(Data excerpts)
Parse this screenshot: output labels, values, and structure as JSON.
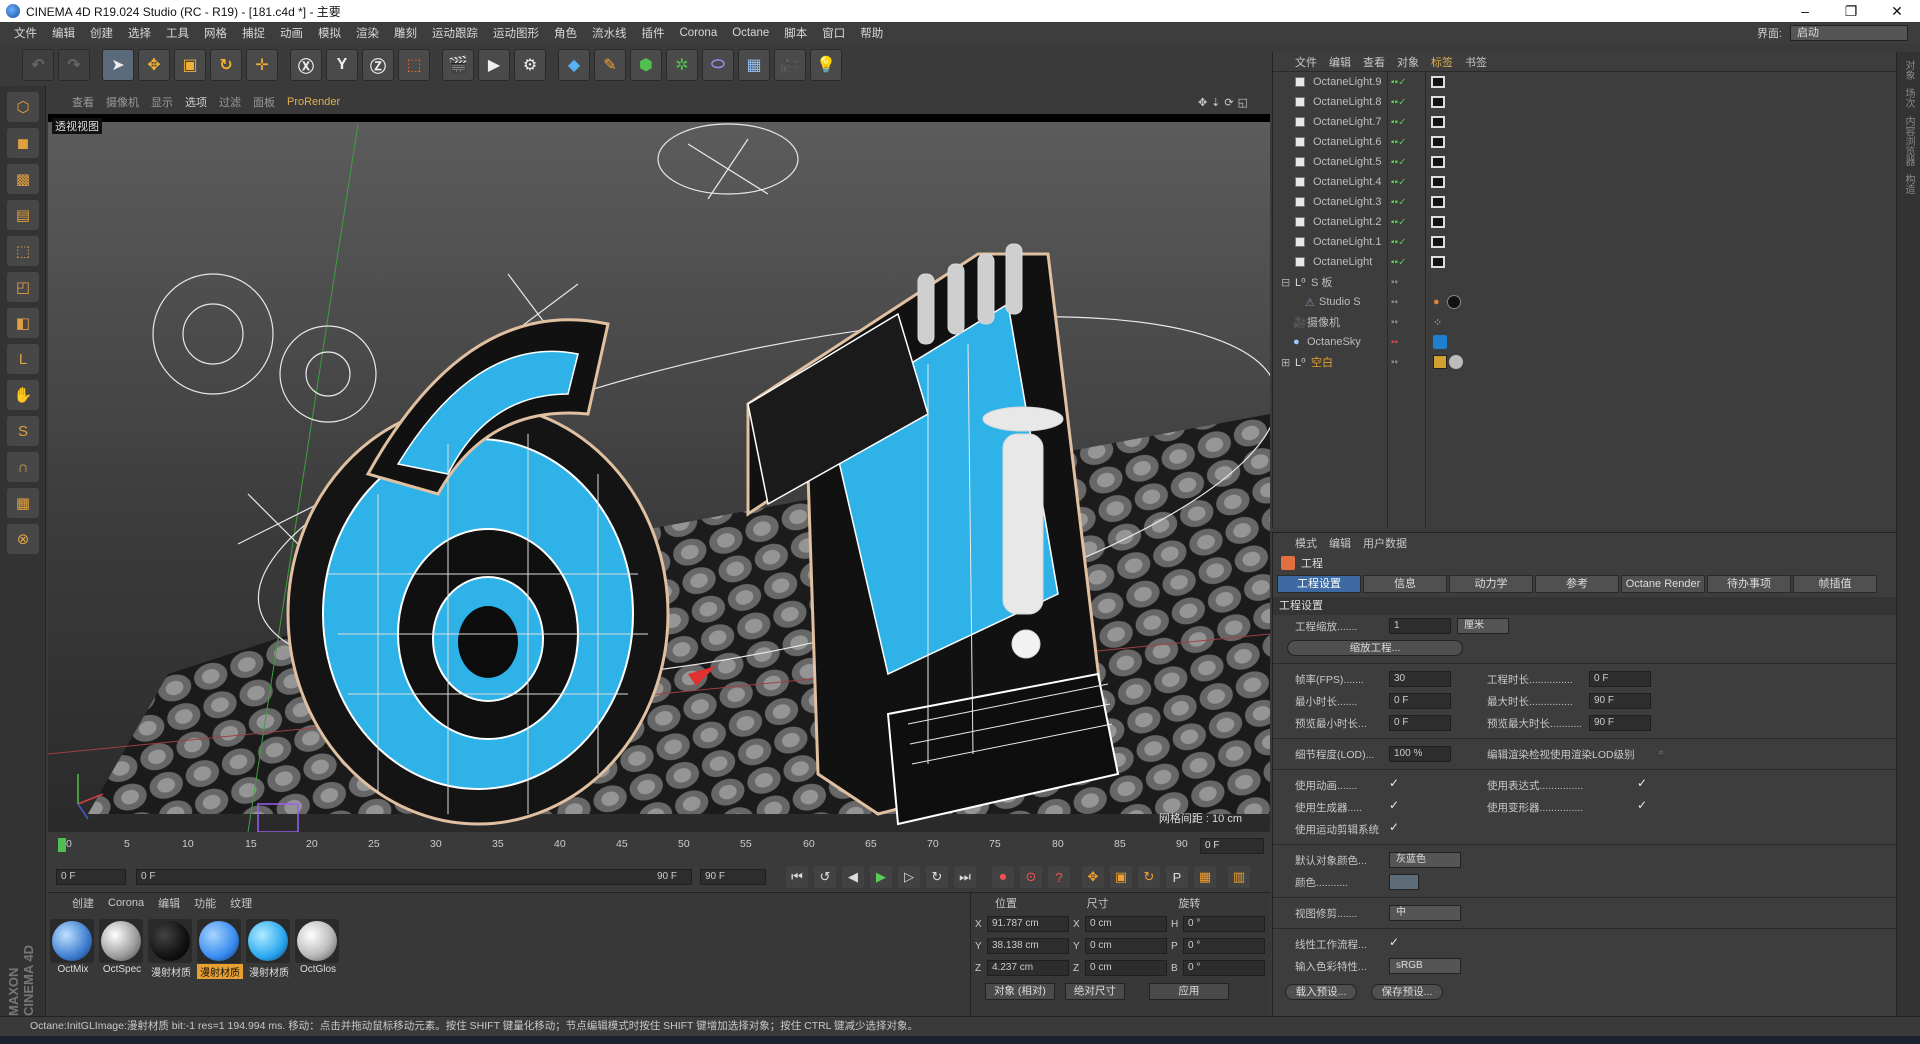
{
  "window": {
    "title": "CINEMA 4D R19.024 Studio (RC - R19) - [181.c4d *] - 主要"
  },
  "menu": {
    "items": [
      "文件",
      "编辑",
      "创建",
      "选择",
      "工具",
      "网格",
      "捕捉",
      "动画",
      "模拟",
      "渲染",
      "雕刻",
      "运动跟踪",
      "运动图形",
      "角色",
      "流水线",
      "插件",
      "Corona",
      "Octane",
      "脚本",
      "窗口",
      "帮助"
    ],
    "layout_label": "界面:",
    "layout_value": "启动"
  },
  "viewport": {
    "menu": [
      "查看",
      "摄像机",
      "显示",
      "选项",
      "过滤",
      "面板",
      "ProRender"
    ],
    "label": "透视视图",
    "grid_spacing": "网格间距 : 10 cm"
  },
  "timeline": {
    "ticks": [
      "0",
      "5",
      "10",
      "15",
      "20",
      "25",
      "30",
      "35",
      "40",
      "45",
      "50",
      "55",
      "60",
      "65",
      "70",
      "75",
      "80",
      "85",
      "90"
    ],
    "current_frame": "0 F",
    "start": "0 F",
    "range_start": "0 F",
    "range_end": "90 F",
    "end": "90 F"
  },
  "materials": {
    "menu": [
      "创建",
      "Corona",
      "编辑",
      "功能",
      "纹理"
    ],
    "items": [
      {
        "name": "OctMix",
        "color": "#3f7fd0"
      },
      {
        "name": "OctSpec",
        "color": "#9a9a9a"
      },
      {
        "name": "漫射材质",
        "color": "#111111"
      },
      {
        "name": "漫射材质",
        "color": "#3a8cf0",
        "selected": true
      },
      {
        "name": "漫射材质",
        "color": "#2aa8f0"
      },
      {
        "name": "OctGlos",
        "color": "#bcbcbc"
      }
    ]
  },
  "coords": {
    "headers": [
      "位置",
      "尺寸",
      "旋转"
    ],
    "rows": [
      {
        "axis": "X",
        "pos": "91.787 cm",
        "size_axis": "X",
        "size": "0 cm",
        "rot_axis": "H",
        "rot": "0 °"
      },
      {
        "axis": "Y",
        "pos": "38.138 cm",
        "size_axis": "Y",
        "size": "0 cm",
        "rot_axis": "P",
        "rot": "0 °"
      },
      {
        "axis": "Z",
        "pos": "4.237 cm",
        "size_axis": "Z",
        "size": "0 cm",
        "rot_axis": "B",
        "rot": "0 °"
      }
    ],
    "mode": "对象 (相对)",
    "size_mode": "绝对尺寸",
    "apply": "应用"
  },
  "objects": {
    "menu": [
      "文件",
      "编辑",
      "查看",
      "对象",
      "标签",
      "书签"
    ],
    "items": [
      {
        "name": "OctaneLight.9",
        "type": "light"
      },
      {
        "name": "OctaneLight.8",
        "type": "light"
      },
      {
        "name": "OctaneLight.7",
        "type": "light"
      },
      {
        "name": "OctaneLight.6",
        "type": "light"
      },
      {
        "name": "OctaneLight.5",
        "type": "light"
      },
      {
        "name": "OctaneLight.4",
        "type": "light"
      },
      {
        "name": "OctaneLight.3",
        "type": "light"
      },
      {
        "name": "OctaneLight.2",
        "type": "light"
      },
      {
        "name": "OctaneLight.1",
        "type": "light"
      },
      {
        "name": "OctaneLight",
        "type": "light"
      },
      {
        "name": "S 板",
        "type": "null"
      },
      {
        "name": "Studio S",
        "type": "child"
      },
      {
        "name": "摄像机",
        "type": "camera"
      },
      {
        "name": "OctaneSky",
        "type": "sky"
      },
      {
        "name": "空白",
        "type": "null-orange"
      }
    ]
  },
  "attributes": {
    "menu": [
      "模式",
      "编辑",
      "用户数据"
    ],
    "title": "工程",
    "tabs": [
      "工程设置",
      "信息",
      "动力学",
      "参考",
      "Octane Render",
      "待办事项",
      "帧插值"
    ],
    "section": "工程设置",
    "scale_label": "工程缩放.......",
    "scale_value": "1",
    "scale_unit": "厘米",
    "scale_button": "缩放工程...",
    "fps_label": "帧率(FPS).......",
    "fps_value": "30",
    "duration_label": "工程时长...............",
    "duration_value": "0 F",
    "min_time_label": "最小时长.......",
    "min_time_value": "0 F",
    "max_time_label": "最大时长...............",
    "max_time_value": "90 F",
    "preview_min_label": "预览最小时长...",
    "preview_min_value": "0 F",
    "preview_max_label": "预览最大时长...........",
    "preview_max_value": "90 F",
    "lod_label": "细节程度(LOD)...",
    "lod_value": "100 %",
    "lod_render_label": "编辑渲染检视使用渲染LOD级别",
    "use_anim_label": "使用动画.......",
    "use_expr_label": "使用表达式...............",
    "use_gen_label": "使用生成器.....",
    "use_deform_label": "使用变形器...............",
    "use_motion_label": "使用运动剪辑系统",
    "default_color_label": "默认对象颜色...",
    "default_color_value": "灰蓝色",
    "color_label": "颜色...........",
    "view_clip_label": "视图修剪.......",
    "view_clip_value": "中",
    "linear_label": "线性工作流程...",
    "input_color_label": "输入色彩特性...",
    "input_color_value": "sRGB",
    "load_preset": "载入预设...",
    "save_preset": "保存预设..."
  },
  "status": {
    "text": "Octane:InitGLImage:漫射材质 bit:-1 res=1 194.994 ms.     移动：点击并拖动鼠标移动元素。按住 SHIFT 键量化移动；节点编辑模式时按住 SHIFT 键增加选择对象；按住 CTRL 键减少选择对象。"
  },
  "brand": {
    "maxon": "MAXON CINEMA 4D"
  },
  "colors": {
    "accent": "#3d6aa3",
    "highlight": "#e8a030",
    "check": "#58c858"
  }
}
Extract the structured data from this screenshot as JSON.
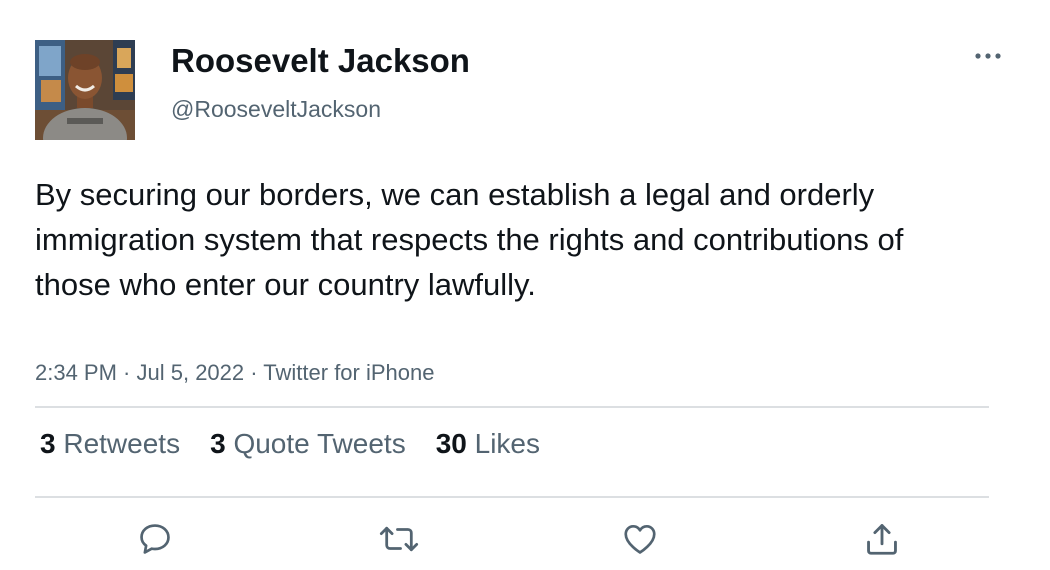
{
  "user": {
    "name": "Roosevelt Jackson",
    "handle": "@RooseveltJackson"
  },
  "tweet": {
    "text": "By securing our borders, we can establish a legal and orderly immigration system that respects the rights and contributions of those who enter our country lawfully.",
    "time": "2:34 PM",
    "date": "Jul 5, 2022",
    "source": "Twitter for iPhone",
    "separator": " · "
  },
  "stats": {
    "retweets_count": "3",
    "retweets_label": "Retweets",
    "quotes_count": "3",
    "quotes_label": "Quote Tweets",
    "likes_count": "30",
    "likes_label": "Likes"
  },
  "icons": {
    "more": "more-horizontal-icon",
    "reply": "speech-bubble-icon",
    "retweet": "retweet-arrows-icon",
    "like": "heart-icon",
    "share": "share-upload-icon"
  },
  "colors": {
    "text_primary": "#0f1419",
    "text_secondary": "#536471",
    "divider": "#dcdfe2",
    "icon": "#536471"
  }
}
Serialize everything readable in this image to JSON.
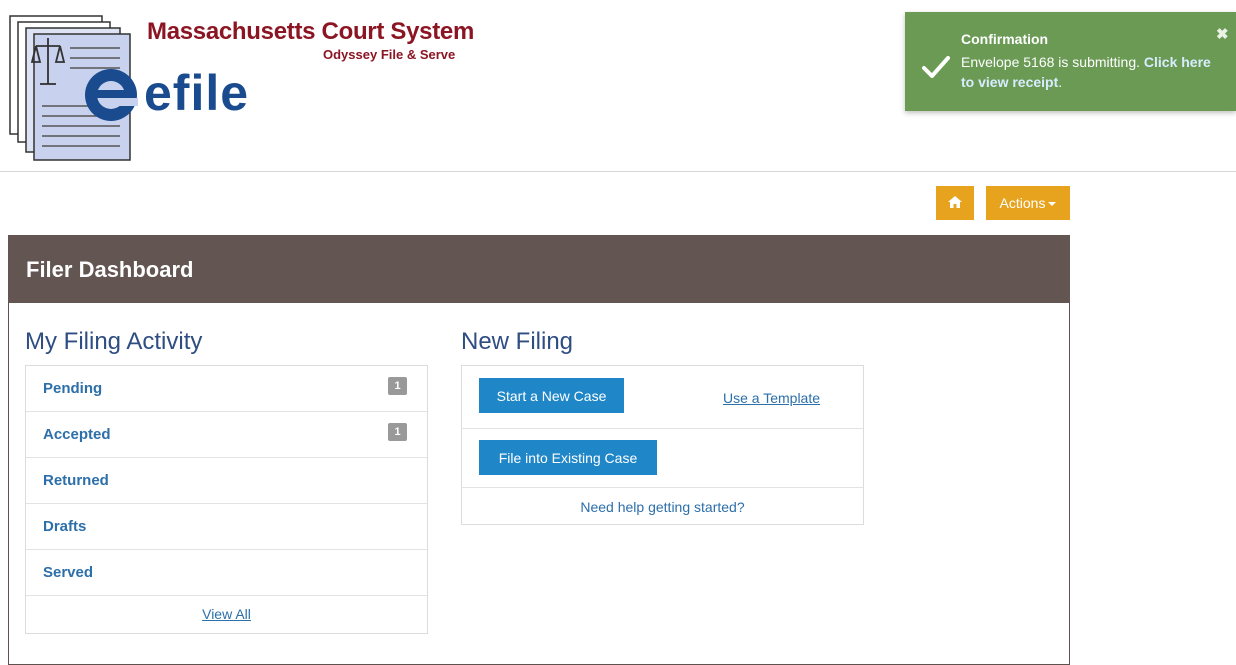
{
  "logo": {
    "title": "Massachusetts Court System",
    "subtitle": "Odyssey File & Serve",
    "brand": "efile"
  },
  "toast": {
    "title": "Confirmation",
    "message": "Envelope 5168 is submitting. ",
    "link": "Click here to view receipt",
    "suffix": ".",
    "close": "✖"
  },
  "toolbar": {
    "actions_label": "Actions"
  },
  "dashboard": {
    "title": "Filer Dashboard"
  },
  "activity": {
    "title": "My Filing Activity",
    "items": [
      {
        "label": "Pending",
        "count": "1"
      },
      {
        "label": "Accepted",
        "count": "1"
      },
      {
        "label": "Returned"
      },
      {
        "label": "Drafts"
      },
      {
        "label": "Served"
      }
    ],
    "view_all": "View All"
  },
  "new_filing": {
    "title": "New Filing",
    "start_case": "Start a New Case",
    "use_template": "Use a Template",
    "file_existing": "File into Existing Case",
    "help": "Need help getting started?"
  },
  "colors": {
    "header_red": "#8b1522",
    "toast_green": "#6a9a54",
    "action_orange": "#e7a31d",
    "panel_brown": "#625552",
    "button_blue": "#1f86c8",
    "link_blue": "#2c6fa9"
  }
}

**Direction**
Read the data above. Pull out each line in which the string "JSON" appears.

**Exercise solution**
Parse this screenshot: output labels, values, and structure as JSON.
Extract the structured data from this screenshot as JSON.
Serialize everything readable in this image to JSON.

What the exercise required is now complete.